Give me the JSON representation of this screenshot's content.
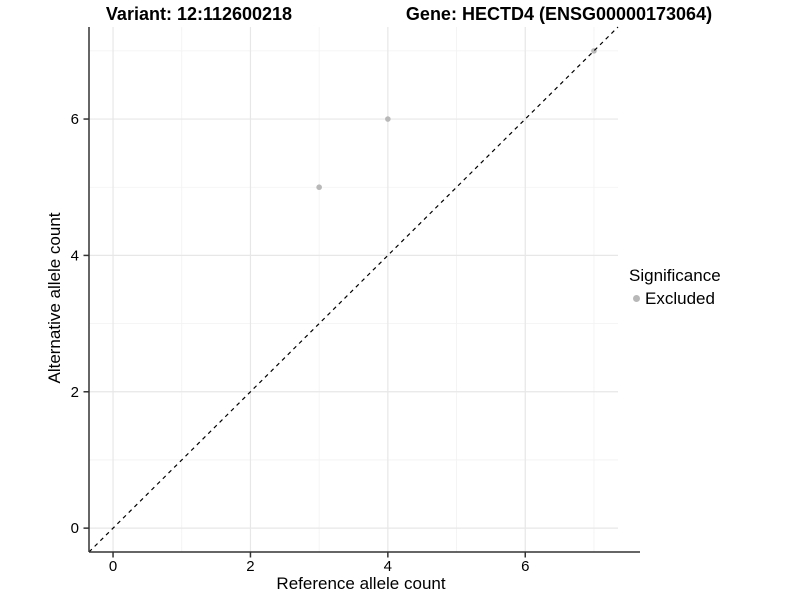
{
  "chart_data": {
    "type": "scatter",
    "title_left": "Variant: 12:112600218",
    "title_right": "Gene: HECTD4 (ENSG00000173064)",
    "xlabel": "Reference allele count",
    "ylabel": "Alternative allele count",
    "xlim": [
      -0.35,
      7.35
    ],
    "ylim": [
      -0.35,
      7.35
    ],
    "xticks": [
      0,
      2,
      4,
      6
    ],
    "yticks": [
      0,
      2,
      4,
      6
    ],
    "minor_ticks": [
      1,
      3,
      5,
      7
    ],
    "grid": "on",
    "abline": {
      "slope": 1,
      "intercept": 0,
      "style": "dashed",
      "color": "#000000"
    },
    "series": [
      {
        "name": "Excluded",
        "color": "#b8b8b8",
        "points": [
          {
            "x": 3,
            "y": 5
          },
          {
            "x": 4,
            "y": 6
          },
          {
            "x": 7,
            "y": 7
          }
        ]
      }
    ],
    "legend": {
      "position": "right",
      "title": "Significance",
      "items": [
        {
          "label": "Excluded",
          "color": "#b8b8b8"
        }
      ]
    }
  },
  "colors": {
    "background": "#ffffff",
    "point": "#b8b8b8",
    "grid_major": "#e7e7e7",
    "grid_minor": "#f2f2f2",
    "axis": "#333333",
    "identity_line": "#000000",
    "text": "#000000"
  }
}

---------------

# [Aim]
From the entries above, extract each line containing "allele".

# [Task result]
    "xlabel": "Reference allele count",
    "ylabel": "Alternative allele count",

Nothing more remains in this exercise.